#### [Exercise prompt]
Output each entry that follows exactly. Images stay out.

Data records:
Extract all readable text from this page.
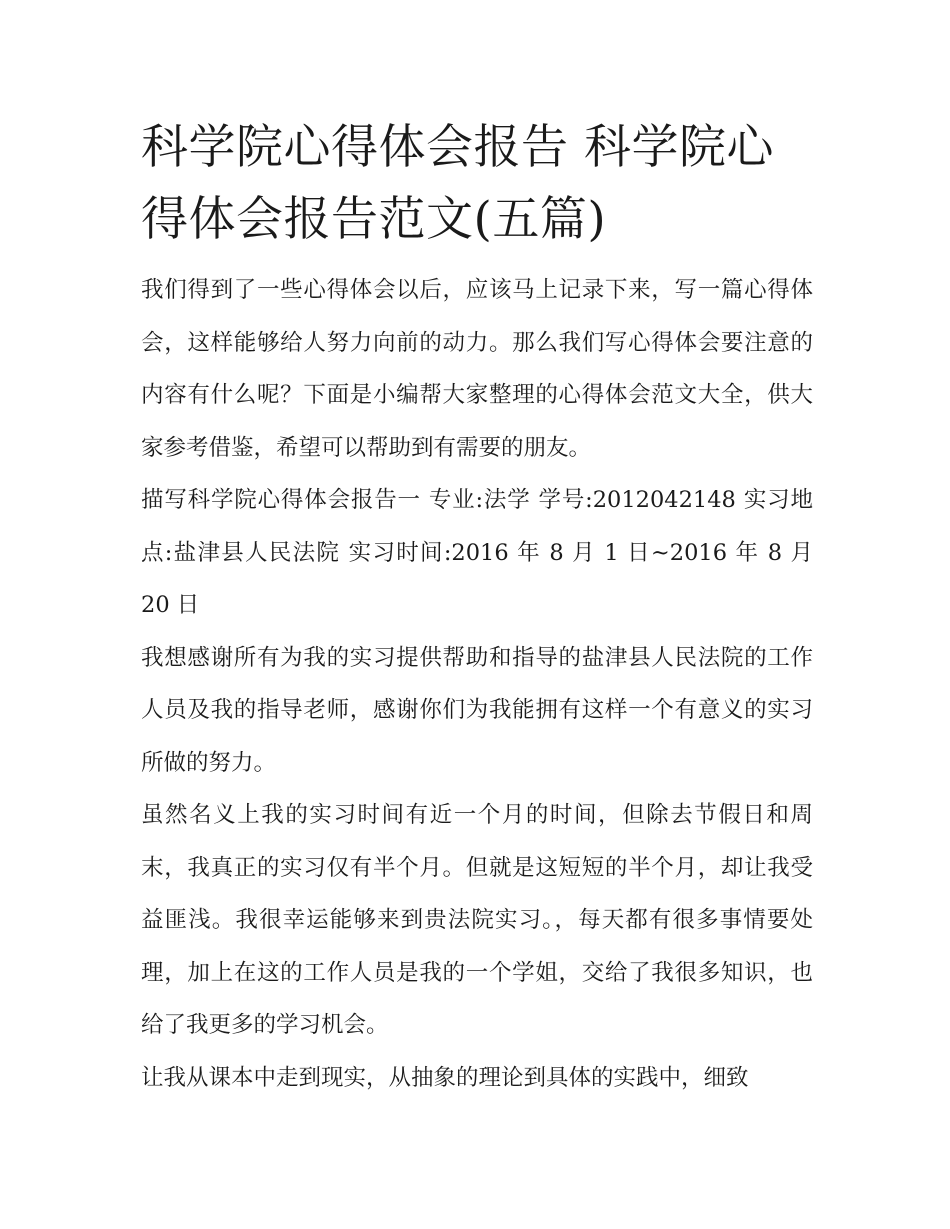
科学院心得体会报告 科学院心得体会报告范文(五篇)

我们得到了一些心得体会以后，应该马上记录下来，写一篇心得体会，这样能够给人努力向前的动力。那么我们写心得体会要注意的内容有什么呢？下面是小编帮大家整理的心得体会范文大全，供大家参考借鉴，希望可以帮助到有需要的朋友。

描写科学院心得体会报告一 专业:法学 学号:2012042148 实习地点:盐津县人民法院 实习时间:2016 年 8 月 1 日~2016 年 8 月 20 日

我想感谢所有为我的实习提供帮助和指导的盐津县人民法院的工作人员及我的指导老师，感谢你们为我能拥有这样一个有意义的实习所做的努力。

虽然名义上我的实习时间有近一个月的时间，但除去节假日和周末，我真正的实习仅有半个月。但就是这短短的半个月，却让我受益匪浅。我很幸运能够来到贵法院实习。，每天都有很多事情要处理，加上在这的工作人员是我的一个学姐，交给了我很多知识，也给了我更多的学习机会。

让我从课本中走到现实，从抽象的理论到具体的实践中，细致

#### [Full output]
Extract all readable text from this page.
科学院心得体会报告 科学院心得体会报告范文(五篇)

我们得到了一些心得体会以后，应该马上记录下来，写一篇心得体会，这样能够给人努力向前的动力。那么我们写心得体会要注意的内容有什么呢？下面是小编帮大家整理的心得体会范文大全，供大家参考借鉴，希望可以帮助到有需要的朋友。

描写科学院心得体会报告一 专业:法学 学号:2012042148 实习地点:盐津县人民法院 实习时间:2016 年 8 月 1 日~2016 年 8 月 20 日

我想感谢所有为我的实习提供帮助和指导的盐津县人民法院的工作人员及我的指导老师，感谢你们为我能拥有这样一个有意义的实习所做的努力。

虽然名义上我的实习时间有近一个月的时间，但除去节假日和周末，我真正的实习仅有半个月。但就是这短短的半个月，却让我受益匪浅。我很幸运能够来到贵法院实习。，每天都有很多事情要处理，加上在这的工作人员是我的一个学姐，交给了我很多知识，也给了我更多的学习机会。

让我从课本中走到现实，从抽象的理论到具体的实践中，细致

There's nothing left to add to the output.